=== Data provided ===

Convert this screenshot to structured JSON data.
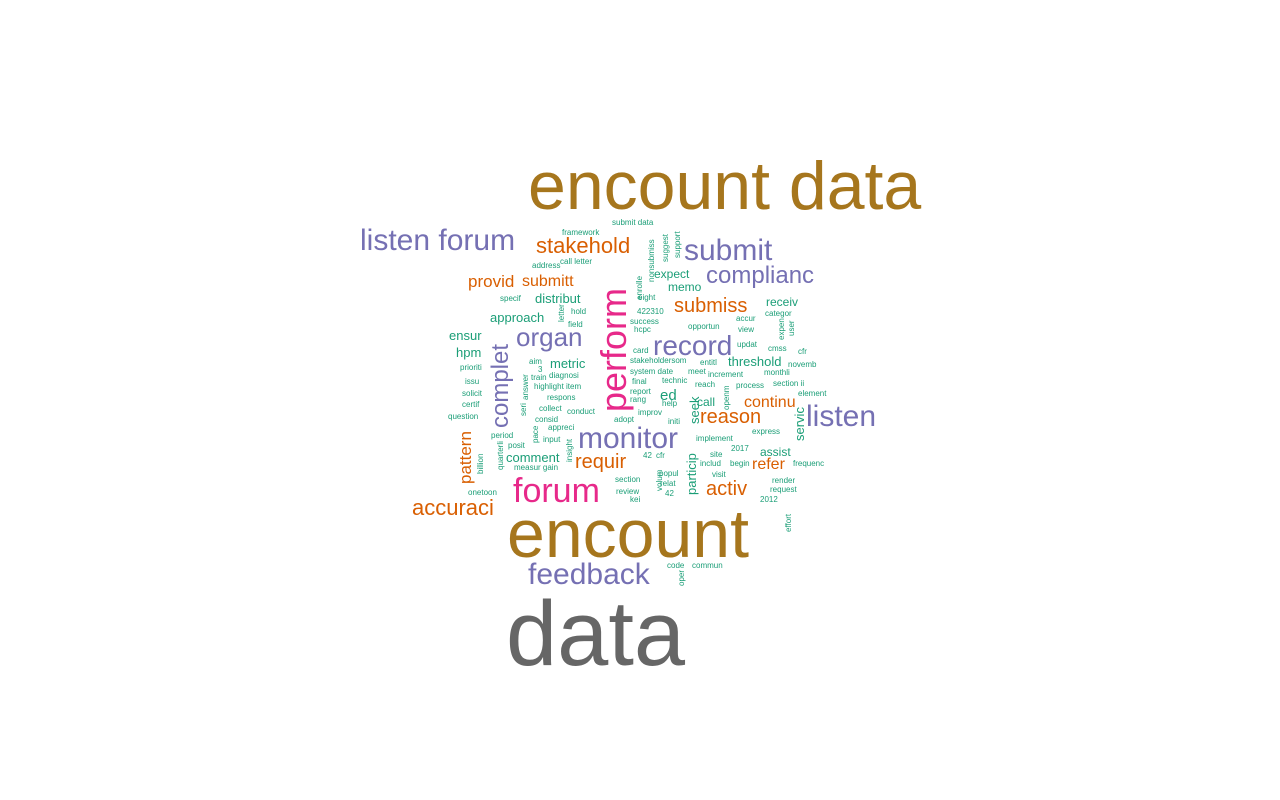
{
  "palette": {
    "gray": "#666666",
    "brown": "#A6761D",
    "magenta": "#E7298A",
    "purple": "#7570B3",
    "orange": "#D95F02",
    "teal": "#1B9E77"
  },
  "words": [
    {
      "text": "data",
      "color": "gray"
    },
    {
      "text": "encount data",
      "color": "brown"
    },
    {
      "text": "encount",
      "color": "brown"
    },
    {
      "text": "perform",
      "color": "magenta"
    },
    {
      "text": "forum",
      "color": "magenta"
    },
    {
      "text": "listen forum",
      "color": "purple"
    },
    {
      "text": "submit",
      "color": "purple"
    },
    {
      "text": "complianc",
      "color": "purple"
    },
    {
      "text": "record",
      "color": "purple"
    },
    {
      "text": "monitor",
      "color": "purple"
    },
    {
      "text": "listen",
      "color": "purple"
    },
    {
      "text": "feedback",
      "color": "purple"
    },
    {
      "text": "organ",
      "color": "purple"
    },
    {
      "text": "complet",
      "color": "purple"
    },
    {
      "text": "stakehold",
      "color": "orange"
    },
    {
      "text": "accuraci",
      "color": "orange"
    },
    {
      "text": "reason",
      "color": "orange"
    },
    {
      "text": "requir",
      "color": "orange"
    },
    {
      "text": "activ",
      "color": "orange"
    },
    {
      "text": "submiss",
      "color": "orange"
    },
    {
      "text": "provid",
      "color": "orange"
    },
    {
      "text": "submitt",
      "color": "orange"
    },
    {
      "text": "continu",
      "color": "orange"
    },
    {
      "text": "refer",
      "color": "orange"
    },
    {
      "text": "pattern",
      "color": "orange"
    },
    {
      "text": "approach",
      "color": "teal"
    },
    {
      "text": "distribut",
      "color": "teal"
    },
    {
      "text": "ensur",
      "color": "teal"
    },
    {
      "text": "hpm",
      "color": "teal"
    },
    {
      "text": "metric",
      "color": "teal"
    },
    {
      "text": "comment",
      "color": "teal"
    },
    {
      "text": "threshold",
      "color": "teal"
    },
    {
      "text": "receiv",
      "color": "teal"
    },
    {
      "text": "memo",
      "color": "teal"
    },
    {
      "text": "expect",
      "color": "teal"
    },
    {
      "text": "call",
      "color": "teal"
    },
    {
      "text": "ed",
      "color": "teal"
    },
    {
      "text": "assist",
      "color": "teal"
    },
    {
      "text": "servic",
      "color": "teal"
    },
    {
      "text": "seek",
      "color": "teal"
    },
    {
      "text": "particip",
      "color": "teal"
    },
    {
      "text": "submit data",
      "color": "teal"
    },
    {
      "text": "framework",
      "color": "teal"
    },
    {
      "text": "call letter",
      "color": "teal"
    },
    {
      "text": "address",
      "color": "teal"
    },
    {
      "text": "specif",
      "color": "teal"
    },
    {
      "text": "hold",
      "color": "teal"
    },
    {
      "text": "field",
      "color": "teal"
    },
    {
      "text": "letter",
      "color": "teal"
    },
    {
      "text": "aim",
      "color": "teal"
    },
    {
      "text": "3",
      "color": "teal"
    },
    {
      "text": "train",
      "color": "teal"
    },
    {
      "text": "diagnosi",
      "color": "teal"
    },
    {
      "text": "highlight item",
      "color": "teal"
    },
    {
      "text": "respons",
      "color": "teal"
    },
    {
      "text": "collect",
      "color": "teal"
    },
    {
      "text": "conduct",
      "color": "teal"
    },
    {
      "text": "consid",
      "color": "teal"
    },
    {
      "text": "appreci",
      "color": "teal"
    },
    {
      "text": "input",
      "color": "teal"
    },
    {
      "text": "period",
      "color": "teal"
    },
    {
      "text": "posit",
      "color": "teal"
    },
    {
      "text": "measur gain",
      "color": "teal"
    },
    {
      "text": "prioriti",
      "color": "teal"
    },
    {
      "text": "issu",
      "color": "teal"
    },
    {
      "text": "solicit",
      "color": "teal"
    },
    {
      "text": "certif",
      "color": "teal"
    },
    {
      "text": "question",
      "color": "teal"
    },
    {
      "text": "onetoon",
      "color": "teal"
    },
    {
      "text": "billion",
      "color": "teal"
    },
    {
      "text": "quarterli",
      "color": "teal"
    },
    {
      "text": "answer",
      "color": "teal"
    },
    {
      "text": "seri",
      "color": "teal"
    },
    {
      "text": "insight",
      "color": "teal"
    },
    {
      "text": "pace",
      "color": "teal"
    },
    {
      "text": "suggest",
      "color": "teal"
    },
    {
      "text": "support",
      "color": "teal"
    },
    {
      "text": "nonsubmiss",
      "color": "teal"
    },
    {
      "text": "enrolle",
      "color": "teal"
    },
    {
      "text": "eight",
      "color": "teal"
    },
    {
      "text": "success",
      "color": "teal"
    },
    {
      "text": "422310",
      "color": "teal"
    },
    {
      "text": "hcpc",
      "color": "teal"
    },
    {
      "text": "opportun",
      "color": "teal"
    },
    {
      "text": "card",
      "color": "teal"
    },
    {
      "text": "stakeholdersom",
      "color": "teal"
    },
    {
      "text": "entitl",
      "color": "teal"
    },
    {
      "text": "system date",
      "color": "teal"
    },
    {
      "text": "meet",
      "color": "teal"
    },
    {
      "text": "final",
      "color": "teal"
    },
    {
      "text": "technic",
      "color": "teal"
    },
    {
      "text": "increment",
      "color": "teal"
    },
    {
      "text": "report",
      "color": "teal"
    },
    {
      "text": "reach",
      "color": "teal"
    },
    {
      "text": "rang",
      "color": "teal"
    },
    {
      "text": "help",
      "color": "teal"
    },
    {
      "text": "improv",
      "color": "teal"
    },
    {
      "text": "adopt",
      "color": "teal"
    },
    {
      "text": "initi",
      "color": "teal"
    },
    {
      "text": "implement",
      "color": "teal"
    },
    {
      "text": "42",
      "color": "teal"
    },
    {
      "text": "cfr",
      "color": "teal"
    },
    {
      "text": "site",
      "color": "teal"
    },
    {
      "text": "includ",
      "color": "teal"
    },
    {
      "text": "visit",
      "color": "teal"
    },
    {
      "text": "popul",
      "color": "teal"
    },
    {
      "text": "relat",
      "color": "teal"
    },
    {
      "text": "42",
      "color": "teal"
    },
    {
      "text": "section",
      "color": "teal"
    },
    {
      "text": "review",
      "color": "teal"
    },
    {
      "text": "kei",
      "color": "teal"
    },
    {
      "text": "volum",
      "color": "teal"
    },
    {
      "text": "accur",
      "color": "teal"
    },
    {
      "text": "view",
      "color": "teal"
    },
    {
      "text": "categor",
      "color": "teal"
    },
    {
      "text": "expen",
      "color": "teal"
    },
    {
      "text": "user",
      "color": "teal"
    },
    {
      "text": "updat",
      "color": "teal"
    },
    {
      "text": "cmss",
      "color": "teal"
    },
    {
      "text": "novemb",
      "color": "teal"
    },
    {
      "text": "monthli",
      "color": "teal"
    },
    {
      "text": "cfr",
      "color": "teal"
    },
    {
      "text": "section ii",
      "color": "teal"
    },
    {
      "text": "element",
      "color": "teal"
    },
    {
      "text": "process",
      "color": "teal"
    },
    {
      "text": "express",
      "color": "teal"
    },
    {
      "text": "begin",
      "color": "teal"
    },
    {
      "text": "2017",
      "color": "teal"
    },
    {
      "text": "frequenc",
      "color": "teal"
    },
    {
      "text": "render",
      "color": "teal"
    },
    {
      "text": "request",
      "color": "teal"
    },
    {
      "text": "2012",
      "color": "teal"
    },
    {
      "text": "effort",
      "color": "teal"
    },
    {
      "text": "code",
      "color": "teal"
    },
    {
      "text": "commun",
      "color": "teal"
    },
    {
      "text": "oper",
      "color": "teal"
    },
    {
      "text": "openm",
      "color": "teal"
    }
  ]
}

===

Repeat the material above word for word and skip every image in it.

Convert this screenshot to structured JSON data.
{
  "palette": {
    "gray": "#666666",
    "brown": "#A6761D",
    "magenta": "#E7298A",
    "purple": "#7570B3",
    "orange": "#D95F02",
    "teal": "#1B9E77"
  },
  "words": [
    {
      "text": "data",
      "color": "gray"
    },
    {
      "text": "encount data",
      "color": "brown"
    },
    {
      "text": "encount",
      "color": "brown"
    },
    {
      "text": "perform",
      "color": "magenta"
    },
    {
      "text": "forum",
      "color": "magenta"
    },
    {
      "text": "listen forum",
      "color": "purple"
    },
    {
      "text": "submit",
      "color": "purple"
    },
    {
      "text": "complianc",
      "color": "purple"
    },
    {
      "text": "record",
      "color": "purple"
    },
    {
      "text": "monitor",
      "color": "purple"
    },
    {
      "text": "listen",
      "color": "purple"
    },
    {
      "text": "feedback",
      "color": "purple"
    },
    {
      "text": "organ",
      "color": "purple"
    },
    {
      "text": "complet",
      "color": "purple"
    },
    {
      "text": "stakehold",
      "color": "orange"
    },
    {
      "text": "accuraci",
      "color": "orange"
    },
    {
      "text": "reason",
      "color": "orange"
    },
    {
      "text": "requir",
      "color": "orange"
    },
    {
      "text": "activ",
      "color": "orange"
    },
    {
      "text": "submiss",
      "color": "orange"
    },
    {
      "text": "provid",
      "color": "orange"
    },
    {
      "text": "submitt",
      "color": "orange"
    },
    {
      "text": "continu",
      "color": "orange"
    },
    {
      "text": "refer",
      "color": "orange"
    },
    {
      "text": "pattern",
      "color": "orange"
    },
    {
      "text": "approach",
      "color": "teal"
    },
    {
      "text": "distribut",
      "color": "teal"
    },
    {
      "text": "ensur",
      "color": "teal"
    },
    {
      "text": "hpm",
      "color": "teal"
    },
    {
      "text": "metric",
      "color": "teal"
    },
    {
      "text": "comment",
      "color": "teal"
    },
    {
      "text": "threshold",
      "color": "teal"
    },
    {
      "text": "receiv",
      "color": "teal"
    },
    {
      "text": "memo",
      "color": "teal"
    },
    {
      "text": "expect",
      "color": "teal"
    },
    {
      "text": "call",
      "color": "teal"
    },
    {
      "text": "ed",
      "color": "teal"
    },
    {
      "text": "assist",
      "color": "teal"
    },
    {
      "text": "servic",
      "color": "teal"
    },
    {
      "text": "seek",
      "color": "teal"
    },
    {
      "text": "particip",
      "color": "teal"
    },
    {
      "text": "submit data",
      "color": "teal"
    },
    {
      "text": "framework",
      "color": "teal"
    },
    {
      "text": "call letter",
      "color": "teal"
    },
    {
      "text": "address",
      "color": "teal"
    },
    {
      "text": "specif",
      "color": "teal"
    },
    {
      "text": "hold",
      "color": "teal"
    },
    {
      "text": "field",
      "color": "teal"
    },
    {
      "text": "letter",
      "color": "teal"
    },
    {
      "text": "aim",
      "color": "teal"
    },
    {
      "text": "3",
      "color": "teal"
    },
    {
      "text": "train",
      "color": "teal"
    },
    {
      "text": "diagnosi",
      "color": "teal"
    },
    {
      "text": "highlight item",
      "color": "teal"
    },
    {
      "text": "respons",
      "color": "teal"
    },
    {
      "text": "collect",
      "color": "teal"
    },
    {
      "text": "conduct",
      "color": "teal"
    },
    {
      "text": "consid",
      "color": "teal"
    },
    {
      "text": "appreci",
      "color": "teal"
    },
    {
      "text": "input",
      "color": "teal"
    },
    {
      "text": "period",
      "color": "teal"
    },
    {
      "text": "posit",
      "color": "teal"
    },
    {
      "text": "measur gain",
      "color": "teal"
    },
    {
      "text": "prioriti",
      "color": "teal"
    },
    {
      "text": "issu",
      "color": "teal"
    },
    {
      "text": "solicit",
      "color": "teal"
    },
    {
      "text": "certif",
      "color": "teal"
    },
    {
      "text": "question",
      "color": "teal"
    },
    {
      "text": "onetoon",
      "color": "teal"
    },
    {
      "text": "billion",
      "color": "teal"
    },
    {
      "text": "quarterli",
      "color": "teal"
    },
    {
      "text": "answer",
      "color": "teal"
    },
    {
      "text": "seri",
      "color": "teal"
    },
    {
      "text": "insight",
      "color": "teal"
    },
    {
      "text": "pace",
      "color": "teal"
    },
    {
      "text": "suggest",
      "color": "teal"
    },
    {
      "text": "support",
      "color": "teal"
    },
    {
      "text": "nonsubmiss",
      "color": "teal"
    },
    {
      "text": "enrolle",
      "color": "teal"
    },
    {
      "text": "eight",
      "color": "teal"
    },
    {
      "text": "success",
      "color": "teal"
    },
    {
      "text": "422310",
      "color": "teal"
    },
    {
      "text": "hcpc",
      "color": "teal"
    },
    {
      "text": "opportun",
      "color": "teal"
    },
    {
      "text": "card",
      "color": "teal"
    },
    {
      "text": "stakeholdersom",
      "color": "teal"
    },
    {
      "text": "entitl",
      "color": "teal"
    },
    {
      "text": "system date",
      "color": "teal"
    },
    {
      "text": "meet",
      "color": "teal"
    },
    {
      "text": "final",
      "color": "teal"
    },
    {
      "text": "technic",
      "color": "teal"
    },
    {
      "text": "increment",
      "color": "teal"
    },
    {
      "text": "report",
      "color": "teal"
    },
    {
      "text": "reach",
      "color": "teal"
    },
    {
      "text": "rang",
      "color": "teal"
    },
    {
      "text": "help",
      "color": "teal"
    },
    {
      "text": "improv",
      "color": "teal"
    },
    {
      "text": "adopt",
      "color": "teal"
    },
    {
      "text": "initi",
      "color": "teal"
    },
    {
      "text": "implement",
      "color": "teal"
    },
    {
      "text": "42",
      "color": "teal"
    },
    {
      "text": "cfr",
      "color": "teal"
    },
    {
      "text": "site",
      "color": "teal"
    },
    {
      "text": "includ",
      "color": "teal"
    },
    {
      "text": "visit",
      "color": "teal"
    },
    {
      "text": "popul",
      "color": "teal"
    },
    {
      "text": "relat",
      "color": "teal"
    },
    {
      "text": "42",
      "color": "teal"
    },
    {
      "text": "section",
      "color": "teal"
    },
    {
      "text": "review",
      "color": "teal"
    },
    {
      "text": "kei",
      "color": "teal"
    },
    {
      "text": "volum",
      "color": "teal"
    },
    {
      "text": "accur",
      "color": "teal"
    },
    {
      "text": "view",
      "color": "teal"
    },
    {
      "text": "categor",
      "color": "teal"
    },
    {
      "text": "expen",
      "color": "teal"
    },
    {
      "text": "user",
      "color": "teal"
    },
    {
      "text": "updat",
      "color": "teal"
    },
    {
      "text": "cmss",
      "color": "teal"
    },
    {
      "text": "novemb",
      "color": "teal"
    },
    {
      "text": "monthli",
      "color": "teal"
    },
    {
      "text": "cfr",
      "color": "teal"
    },
    {
      "text": "section ii",
      "color": "teal"
    },
    {
      "text": "element",
      "color": "teal"
    },
    {
      "text": "process",
      "color": "teal"
    },
    {
      "text": "express",
      "color": "teal"
    },
    {
      "text": "begin",
      "color": "teal"
    },
    {
      "text": "2017",
      "color": "teal"
    },
    {
      "text": "frequenc",
      "color": "teal"
    },
    {
      "text": "render",
      "color": "teal"
    },
    {
      "text": "request",
      "color": "teal"
    },
    {
      "text": "2012",
      "color": "teal"
    },
    {
      "text": "effort",
      "color": "teal"
    },
    {
      "text": "code",
      "color": "teal"
    },
    {
      "text": "commun",
      "color": "teal"
    },
    {
      "text": "oper",
      "color": "teal"
    },
    {
      "text": "openm",
      "color": "teal"
    }
  ]
}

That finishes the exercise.